━━━ PROVIDED DATA ━━━
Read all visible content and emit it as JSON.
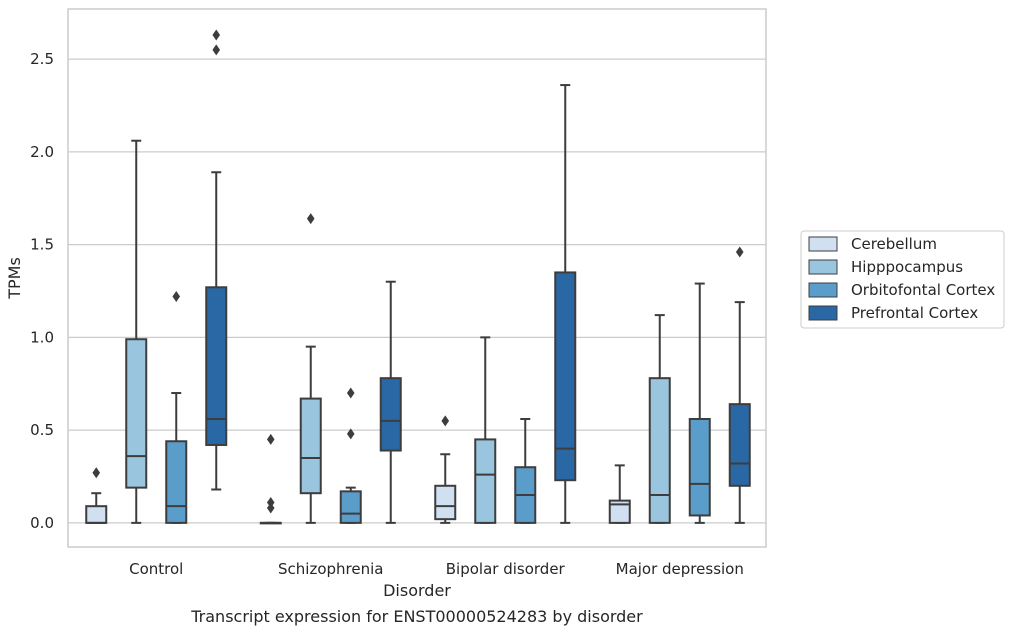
{
  "chart_data": {
    "type": "boxplot",
    "title": "Transcript expression for ENST00000524283 by disorder",
    "xlabel": "Disorder",
    "ylabel": "TPMs",
    "ylim": [
      -0.13,
      2.77
    ],
    "yticks": [
      "0.0",
      "0.5",
      "1.0",
      "1.5",
      "2.0",
      "2.5"
    ],
    "ytick_values": [
      0,
      0.5,
      1.0,
      1.5,
      2.0,
      2.5
    ],
    "grid": true,
    "legend_position": "right",
    "categories": [
      "Control",
      "Schizophrenia",
      "Bipolar disorder",
      "Major depression"
    ],
    "series": [
      {
        "name": "Cerebellum",
        "color": "#d0e0f1",
        "boxes": [
          {
            "whislo": 0.0,
            "q1": 0.0,
            "med": 0.0,
            "q3": 0.09,
            "whishi": 0.16,
            "fliers": [
              0.27
            ]
          },
          {
            "whislo": 0.0,
            "q1": 0.0,
            "med": 0.0,
            "q3": 0.0,
            "whishi": 0.0,
            "fliers": [
              0.45,
              0.11,
              0.08
            ]
          },
          {
            "whislo": 0.0,
            "q1": 0.02,
            "med": 0.09,
            "q3": 0.2,
            "whishi": 0.37,
            "fliers": [
              0.55
            ]
          },
          {
            "whislo": 0.0,
            "q1": 0.0,
            "med": 0.1,
            "q3": 0.12,
            "whishi": 0.31,
            "fliers": []
          }
        ]
      },
      {
        "name": "Hipppocampus",
        "color": "#9ac5df",
        "boxes": [
          {
            "whislo": 0.0,
            "q1": 0.19,
            "med": 0.36,
            "q3": 0.99,
            "whishi": 2.06,
            "fliers": []
          },
          {
            "whislo": 0.0,
            "q1": 0.16,
            "med": 0.35,
            "q3": 0.67,
            "whishi": 0.95,
            "fliers": [
              1.64
            ]
          },
          {
            "whislo": 0.0,
            "q1": 0.0,
            "med": 0.26,
            "q3": 0.45,
            "whishi": 1.0,
            "fliers": []
          },
          {
            "whislo": 0.0,
            "q1": 0.0,
            "med": 0.15,
            "q3": 0.78,
            "whishi": 1.12,
            "fliers": []
          }
        ]
      },
      {
        "name": "Orbitofontal Cortex",
        "color": "#5a9dcb",
        "boxes": [
          {
            "whislo": 0.0,
            "q1": 0.0,
            "med": 0.09,
            "q3": 0.44,
            "whishi": 0.7,
            "fliers": [
              1.22
            ]
          },
          {
            "whislo": 0.0,
            "q1": 0.0,
            "med": 0.05,
            "q3": 0.17,
            "whishi": 0.19,
            "fliers": [
              0.7,
              0.48
            ]
          },
          {
            "whislo": 0.0,
            "q1": 0.0,
            "med": 0.15,
            "q3": 0.3,
            "whishi": 0.56,
            "fliers": []
          },
          {
            "whislo": 0.0,
            "q1": 0.04,
            "med": 0.21,
            "q3": 0.56,
            "whishi": 1.29,
            "fliers": []
          }
        ]
      },
      {
        "name": "Prefrontal Cortex",
        "color": "#2a67a5",
        "boxes": [
          {
            "whislo": 0.18,
            "q1": 0.42,
            "med": 0.56,
            "q3": 1.27,
            "whishi": 1.89,
            "fliers": [
              2.55,
              2.63
            ]
          },
          {
            "whislo": 0.0,
            "q1": 0.39,
            "med": 0.55,
            "q3": 0.78,
            "whishi": 1.3,
            "fliers": []
          },
          {
            "whislo": 0.0,
            "q1": 0.23,
            "med": 0.4,
            "q3": 1.35,
            "whishi": 2.36,
            "fliers": []
          },
          {
            "whislo": 0.0,
            "q1": 0.2,
            "med": 0.32,
            "q3": 0.64,
            "whishi": 1.19,
            "fliers": [
              1.46
            ]
          }
        ]
      }
    ]
  }
}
━━━
Copy out every line in the entries above that holds "Cortex".

FINISHED TASK:
        "name": "Orbitofontal Cortex",
        "name": "Prefrontal Cortex",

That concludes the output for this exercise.